● **DIRECTIONS**
How many of the lines below hold the word "Geometry"? Answer only with the number.

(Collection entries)
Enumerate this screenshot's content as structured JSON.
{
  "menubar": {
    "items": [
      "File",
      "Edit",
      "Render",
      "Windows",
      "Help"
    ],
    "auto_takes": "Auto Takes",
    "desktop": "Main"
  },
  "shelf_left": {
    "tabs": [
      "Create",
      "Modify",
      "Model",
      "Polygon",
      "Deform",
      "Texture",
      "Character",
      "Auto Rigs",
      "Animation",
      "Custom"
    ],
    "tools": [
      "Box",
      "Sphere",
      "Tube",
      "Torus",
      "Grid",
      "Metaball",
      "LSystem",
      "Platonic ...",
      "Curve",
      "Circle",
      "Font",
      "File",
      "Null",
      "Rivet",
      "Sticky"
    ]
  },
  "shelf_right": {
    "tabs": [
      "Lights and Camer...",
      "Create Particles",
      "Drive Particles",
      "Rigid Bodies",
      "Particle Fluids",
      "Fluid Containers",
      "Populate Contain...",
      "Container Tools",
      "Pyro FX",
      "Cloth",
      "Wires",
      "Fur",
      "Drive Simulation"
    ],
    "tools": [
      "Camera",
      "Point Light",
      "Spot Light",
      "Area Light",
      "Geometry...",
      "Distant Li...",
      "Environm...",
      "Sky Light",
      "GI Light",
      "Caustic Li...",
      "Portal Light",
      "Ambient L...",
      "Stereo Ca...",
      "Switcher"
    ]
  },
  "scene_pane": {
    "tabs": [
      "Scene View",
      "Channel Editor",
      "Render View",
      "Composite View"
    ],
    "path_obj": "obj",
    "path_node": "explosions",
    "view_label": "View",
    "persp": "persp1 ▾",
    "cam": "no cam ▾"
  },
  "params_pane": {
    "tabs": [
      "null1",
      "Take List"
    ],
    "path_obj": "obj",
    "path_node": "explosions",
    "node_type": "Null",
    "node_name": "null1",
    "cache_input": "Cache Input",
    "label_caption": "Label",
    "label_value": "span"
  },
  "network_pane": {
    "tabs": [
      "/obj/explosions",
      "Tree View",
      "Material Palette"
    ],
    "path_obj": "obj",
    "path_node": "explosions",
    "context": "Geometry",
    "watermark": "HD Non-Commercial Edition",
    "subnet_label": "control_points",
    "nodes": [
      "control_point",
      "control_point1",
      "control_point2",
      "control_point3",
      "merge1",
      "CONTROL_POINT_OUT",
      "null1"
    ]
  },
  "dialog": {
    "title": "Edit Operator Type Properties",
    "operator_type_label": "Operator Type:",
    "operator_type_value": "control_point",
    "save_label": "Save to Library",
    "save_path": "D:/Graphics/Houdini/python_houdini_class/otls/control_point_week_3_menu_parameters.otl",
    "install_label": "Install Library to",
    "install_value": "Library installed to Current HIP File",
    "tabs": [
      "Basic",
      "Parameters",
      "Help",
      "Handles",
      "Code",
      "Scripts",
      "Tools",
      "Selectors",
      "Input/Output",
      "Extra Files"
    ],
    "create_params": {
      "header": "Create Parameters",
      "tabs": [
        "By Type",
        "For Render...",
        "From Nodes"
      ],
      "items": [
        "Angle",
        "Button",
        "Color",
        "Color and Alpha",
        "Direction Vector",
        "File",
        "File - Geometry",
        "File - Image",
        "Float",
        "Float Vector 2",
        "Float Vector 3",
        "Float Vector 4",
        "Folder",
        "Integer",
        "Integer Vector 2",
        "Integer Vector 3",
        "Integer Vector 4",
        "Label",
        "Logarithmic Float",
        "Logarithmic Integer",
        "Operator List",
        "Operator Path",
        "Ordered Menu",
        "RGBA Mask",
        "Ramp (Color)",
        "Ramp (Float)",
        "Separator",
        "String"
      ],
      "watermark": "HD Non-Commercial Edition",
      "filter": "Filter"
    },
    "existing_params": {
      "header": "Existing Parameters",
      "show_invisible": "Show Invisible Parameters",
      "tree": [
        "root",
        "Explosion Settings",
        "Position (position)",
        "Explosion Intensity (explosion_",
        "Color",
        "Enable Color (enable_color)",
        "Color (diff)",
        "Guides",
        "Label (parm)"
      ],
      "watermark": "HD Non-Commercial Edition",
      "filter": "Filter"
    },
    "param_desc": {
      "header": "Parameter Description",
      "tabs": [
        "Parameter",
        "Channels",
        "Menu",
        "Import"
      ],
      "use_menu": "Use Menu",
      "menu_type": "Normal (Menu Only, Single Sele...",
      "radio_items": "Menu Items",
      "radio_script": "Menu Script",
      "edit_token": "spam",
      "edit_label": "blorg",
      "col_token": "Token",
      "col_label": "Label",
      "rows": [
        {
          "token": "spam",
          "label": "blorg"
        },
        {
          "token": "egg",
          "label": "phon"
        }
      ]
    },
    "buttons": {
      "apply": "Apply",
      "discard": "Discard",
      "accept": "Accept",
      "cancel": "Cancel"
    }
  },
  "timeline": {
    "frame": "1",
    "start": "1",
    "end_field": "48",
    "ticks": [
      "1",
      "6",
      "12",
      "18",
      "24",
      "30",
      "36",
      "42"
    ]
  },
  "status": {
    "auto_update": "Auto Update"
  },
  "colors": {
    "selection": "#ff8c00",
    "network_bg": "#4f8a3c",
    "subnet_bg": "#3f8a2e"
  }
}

● **REPLY**
3